**Your task:** Across the entries below, count the lines that contain the word "text" and reply with that number only.

**Data for this task:**
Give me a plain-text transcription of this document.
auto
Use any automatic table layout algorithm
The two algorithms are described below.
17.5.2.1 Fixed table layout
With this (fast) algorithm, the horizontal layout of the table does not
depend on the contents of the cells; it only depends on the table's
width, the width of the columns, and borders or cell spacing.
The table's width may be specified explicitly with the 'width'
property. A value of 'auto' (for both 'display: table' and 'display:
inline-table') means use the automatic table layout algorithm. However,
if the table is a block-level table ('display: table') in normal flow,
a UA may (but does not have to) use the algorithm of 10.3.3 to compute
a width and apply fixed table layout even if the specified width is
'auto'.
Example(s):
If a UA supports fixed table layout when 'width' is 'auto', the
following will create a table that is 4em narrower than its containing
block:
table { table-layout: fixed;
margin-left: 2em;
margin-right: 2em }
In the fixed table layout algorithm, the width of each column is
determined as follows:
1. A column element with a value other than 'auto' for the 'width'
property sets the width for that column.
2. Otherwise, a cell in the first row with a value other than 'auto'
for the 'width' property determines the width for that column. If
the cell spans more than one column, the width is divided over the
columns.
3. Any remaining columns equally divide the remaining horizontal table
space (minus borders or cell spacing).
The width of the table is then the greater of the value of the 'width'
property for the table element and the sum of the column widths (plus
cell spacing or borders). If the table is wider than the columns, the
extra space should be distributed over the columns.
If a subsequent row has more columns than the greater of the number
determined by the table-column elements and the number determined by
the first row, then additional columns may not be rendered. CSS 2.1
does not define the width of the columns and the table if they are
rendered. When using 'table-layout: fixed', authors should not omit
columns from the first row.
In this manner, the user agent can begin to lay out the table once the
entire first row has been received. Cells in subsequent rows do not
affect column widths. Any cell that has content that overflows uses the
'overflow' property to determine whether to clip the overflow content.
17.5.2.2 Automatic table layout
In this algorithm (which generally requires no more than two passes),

...

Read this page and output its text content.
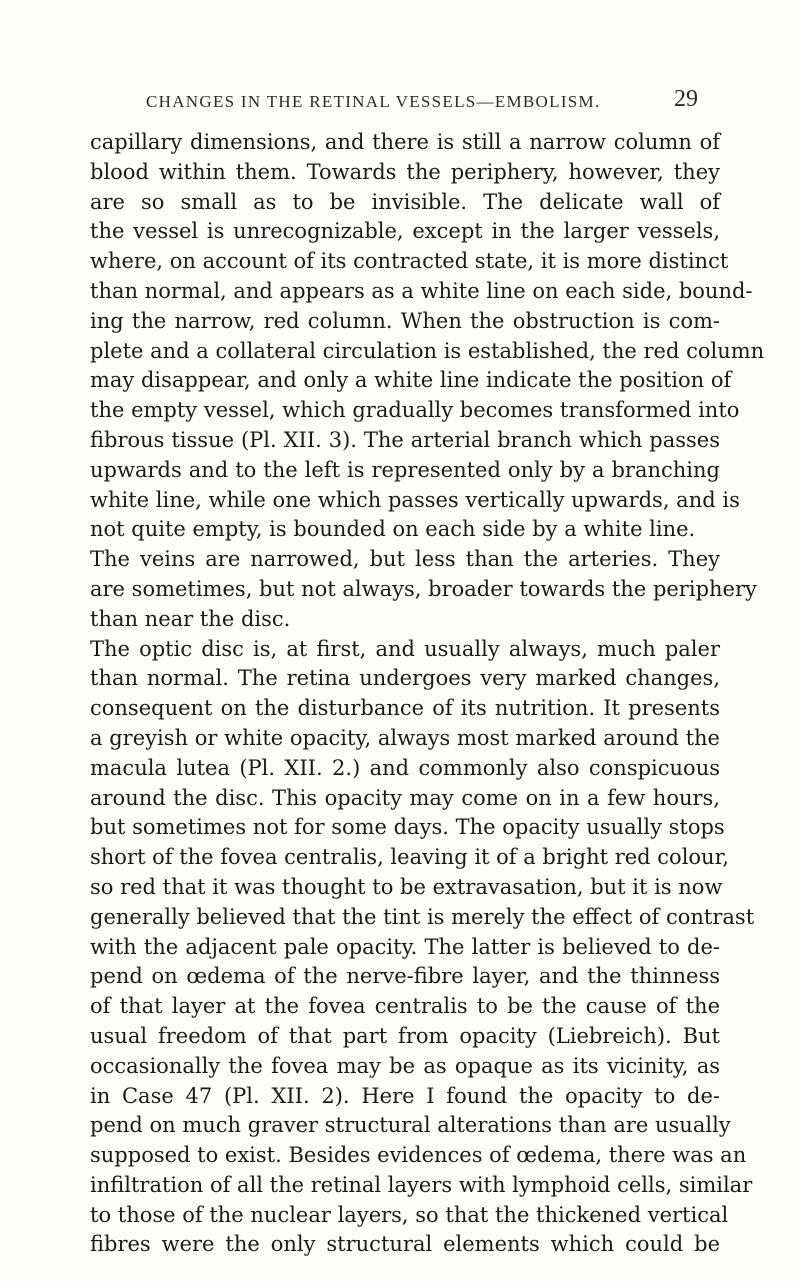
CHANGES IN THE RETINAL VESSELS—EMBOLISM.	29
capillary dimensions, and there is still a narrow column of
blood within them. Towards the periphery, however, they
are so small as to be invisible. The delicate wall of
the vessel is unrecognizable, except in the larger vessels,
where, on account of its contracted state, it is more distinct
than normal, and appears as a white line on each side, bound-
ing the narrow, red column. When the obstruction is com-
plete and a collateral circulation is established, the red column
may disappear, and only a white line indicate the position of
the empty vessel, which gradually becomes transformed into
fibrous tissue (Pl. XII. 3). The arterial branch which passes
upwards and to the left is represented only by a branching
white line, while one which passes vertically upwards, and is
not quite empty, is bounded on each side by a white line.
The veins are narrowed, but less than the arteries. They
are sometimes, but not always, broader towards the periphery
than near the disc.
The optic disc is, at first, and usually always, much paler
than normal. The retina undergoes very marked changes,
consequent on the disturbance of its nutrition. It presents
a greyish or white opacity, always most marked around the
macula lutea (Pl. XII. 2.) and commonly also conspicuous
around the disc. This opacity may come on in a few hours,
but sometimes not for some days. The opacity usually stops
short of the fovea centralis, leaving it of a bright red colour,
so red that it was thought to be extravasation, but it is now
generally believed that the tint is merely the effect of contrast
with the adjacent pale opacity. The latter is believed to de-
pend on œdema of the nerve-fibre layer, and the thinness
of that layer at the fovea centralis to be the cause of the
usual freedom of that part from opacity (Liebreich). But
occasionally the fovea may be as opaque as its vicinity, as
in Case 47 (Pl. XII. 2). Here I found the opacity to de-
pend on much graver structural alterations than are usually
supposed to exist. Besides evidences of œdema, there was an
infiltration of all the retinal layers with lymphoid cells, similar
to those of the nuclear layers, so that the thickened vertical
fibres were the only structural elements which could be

**Expected answer:** 2